WHAT THE TASK ASKS:
Reproduce all entries precisely as they are written.

ENTRIES SUPPLIED:
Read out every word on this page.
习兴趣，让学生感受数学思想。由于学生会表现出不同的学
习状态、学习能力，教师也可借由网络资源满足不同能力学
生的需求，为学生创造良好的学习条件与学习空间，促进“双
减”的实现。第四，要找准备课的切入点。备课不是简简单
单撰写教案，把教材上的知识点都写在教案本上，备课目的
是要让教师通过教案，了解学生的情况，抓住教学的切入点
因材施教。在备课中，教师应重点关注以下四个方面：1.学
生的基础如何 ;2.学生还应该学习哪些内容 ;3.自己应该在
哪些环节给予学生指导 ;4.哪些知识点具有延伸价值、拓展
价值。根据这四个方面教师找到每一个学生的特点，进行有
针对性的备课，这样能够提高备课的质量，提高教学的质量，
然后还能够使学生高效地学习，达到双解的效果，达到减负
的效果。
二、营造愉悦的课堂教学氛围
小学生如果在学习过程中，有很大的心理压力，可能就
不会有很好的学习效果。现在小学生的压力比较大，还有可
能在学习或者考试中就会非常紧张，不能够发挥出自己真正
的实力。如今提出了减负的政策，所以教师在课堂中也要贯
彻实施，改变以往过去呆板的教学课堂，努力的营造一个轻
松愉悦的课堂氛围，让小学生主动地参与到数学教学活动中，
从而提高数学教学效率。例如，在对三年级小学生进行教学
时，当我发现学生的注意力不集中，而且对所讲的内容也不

RESPONSE TO THIS TASK:
Read out every word on this page.
习兴趣，让学生感受数学思想。由于学生会表现出不同的学
习状态、学习能力，教师也可借由网络资源满足不同能力学
生的需求，为学生创造良好的学习条件与学习空间，促进“双
减”的实现。第四，要找准备课的切入点。备课不是简简单
单撰写教案，把教材上的知识点都写在教案本上，备课目的
是要让教师通过教案，了解学生的情况，抓住教学的切入点
因材施教。在备课中，教师应重点关注以下四个方面：1.学
生的基础如何 ;2.学生还应该学习哪些内容 ;3.自己应该在
哪些环节给予学生指导 ;4.哪些知识点具有延伸价值、拓展
价值。根据这四个方面教师找到每一个学生的特点，进行有
针对性的备课，这样能够提高备课的质量，提高教学的质量，
然后还能够使学生高效地学习，达到双解的效果，达到减负
的效果。
二、营造愉悦的课堂教学氛围
小学生如果在学习过程中，有很大的心理压力，可能就
不会有很好的学习效果。现在小学生的压力比较大，还有可
能在学习或者考试中就会非常紧张，不能够发挥出自己真正
的实力。如今提出了减负的政策，所以教师在课堂中也要贯
彻实施，改变以往过去呆板的教学课堂，努力的营造一个轻
松愉悦的课堂氛围，让小学生主动地参与到数学教学活动中，
从而提高数学教学效率。例如，在对三年级小学生进行教学
时，当我发现学生的注意力不集中，而且对所讲的内容也不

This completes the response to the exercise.